Problem details | Copy every line of the records below where the word "hole" occurs.
-- Start Data provided --
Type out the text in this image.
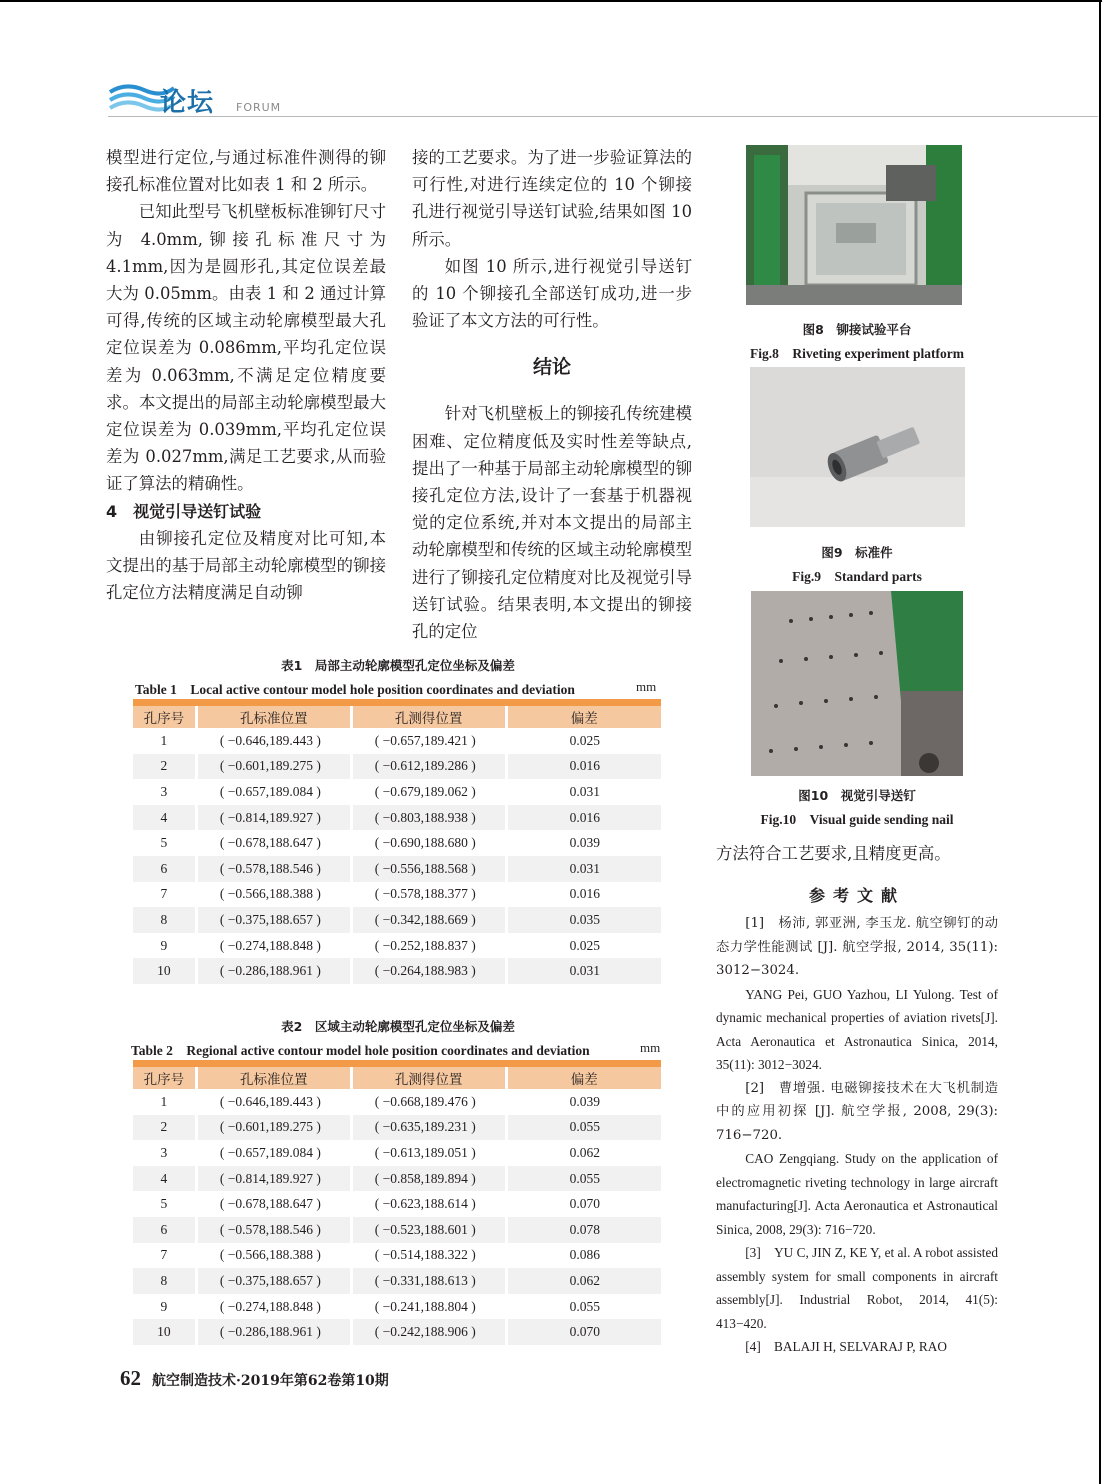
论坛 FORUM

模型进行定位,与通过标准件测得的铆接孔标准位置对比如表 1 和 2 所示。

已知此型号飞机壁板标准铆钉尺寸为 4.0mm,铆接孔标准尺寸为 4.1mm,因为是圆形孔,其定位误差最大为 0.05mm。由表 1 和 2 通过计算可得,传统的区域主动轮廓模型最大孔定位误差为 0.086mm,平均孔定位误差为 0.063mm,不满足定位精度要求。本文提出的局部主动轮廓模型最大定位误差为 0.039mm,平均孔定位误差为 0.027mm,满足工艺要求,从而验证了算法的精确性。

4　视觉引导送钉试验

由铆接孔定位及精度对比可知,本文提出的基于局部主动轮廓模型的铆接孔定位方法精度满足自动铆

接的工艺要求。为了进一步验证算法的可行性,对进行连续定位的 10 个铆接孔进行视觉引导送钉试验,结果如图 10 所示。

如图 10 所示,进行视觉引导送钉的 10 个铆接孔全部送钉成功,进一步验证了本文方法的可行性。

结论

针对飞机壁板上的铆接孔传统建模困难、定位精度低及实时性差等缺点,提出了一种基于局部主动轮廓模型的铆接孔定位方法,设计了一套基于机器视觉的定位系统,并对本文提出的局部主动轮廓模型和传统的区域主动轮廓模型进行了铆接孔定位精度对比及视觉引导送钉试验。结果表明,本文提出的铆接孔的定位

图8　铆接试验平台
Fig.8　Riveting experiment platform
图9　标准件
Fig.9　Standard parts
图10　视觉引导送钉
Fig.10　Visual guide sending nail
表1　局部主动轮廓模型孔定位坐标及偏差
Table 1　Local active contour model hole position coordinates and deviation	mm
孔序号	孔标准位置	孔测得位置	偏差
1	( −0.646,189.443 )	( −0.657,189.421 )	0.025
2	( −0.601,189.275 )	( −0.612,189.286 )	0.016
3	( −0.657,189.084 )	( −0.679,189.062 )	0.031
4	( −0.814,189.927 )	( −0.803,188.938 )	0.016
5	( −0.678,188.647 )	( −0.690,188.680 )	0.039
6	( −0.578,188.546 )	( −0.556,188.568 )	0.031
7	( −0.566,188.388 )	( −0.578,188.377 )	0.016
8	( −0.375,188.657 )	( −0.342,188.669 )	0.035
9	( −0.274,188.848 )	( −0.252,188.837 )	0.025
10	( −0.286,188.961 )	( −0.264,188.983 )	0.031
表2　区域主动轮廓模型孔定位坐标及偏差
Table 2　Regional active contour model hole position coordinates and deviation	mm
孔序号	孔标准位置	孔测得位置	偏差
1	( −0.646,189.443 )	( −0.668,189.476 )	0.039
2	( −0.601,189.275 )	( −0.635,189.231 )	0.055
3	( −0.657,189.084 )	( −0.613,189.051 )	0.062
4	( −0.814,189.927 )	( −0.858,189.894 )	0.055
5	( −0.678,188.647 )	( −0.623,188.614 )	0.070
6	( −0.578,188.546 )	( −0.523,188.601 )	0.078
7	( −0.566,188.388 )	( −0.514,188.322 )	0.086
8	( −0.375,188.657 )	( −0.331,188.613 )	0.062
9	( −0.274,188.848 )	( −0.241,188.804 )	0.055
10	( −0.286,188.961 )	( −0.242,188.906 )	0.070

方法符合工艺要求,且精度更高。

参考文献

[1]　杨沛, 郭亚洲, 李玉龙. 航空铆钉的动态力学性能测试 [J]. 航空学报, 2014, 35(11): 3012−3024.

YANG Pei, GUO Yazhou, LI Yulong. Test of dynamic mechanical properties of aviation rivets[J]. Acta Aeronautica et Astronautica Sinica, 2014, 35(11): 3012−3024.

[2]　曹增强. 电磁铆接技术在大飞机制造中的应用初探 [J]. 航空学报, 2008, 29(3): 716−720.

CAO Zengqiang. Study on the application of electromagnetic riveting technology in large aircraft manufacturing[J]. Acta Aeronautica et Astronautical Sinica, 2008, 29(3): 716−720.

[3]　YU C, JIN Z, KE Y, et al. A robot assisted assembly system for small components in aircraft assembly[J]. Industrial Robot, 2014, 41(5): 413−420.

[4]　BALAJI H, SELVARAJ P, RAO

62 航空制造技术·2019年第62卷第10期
-- End Data provided --
Solution to the exercise |
Table 1　Local active contour model hole position coordinates and deviation	mm
Table 2　Regional active contour model hole position coordinates and deviation	mm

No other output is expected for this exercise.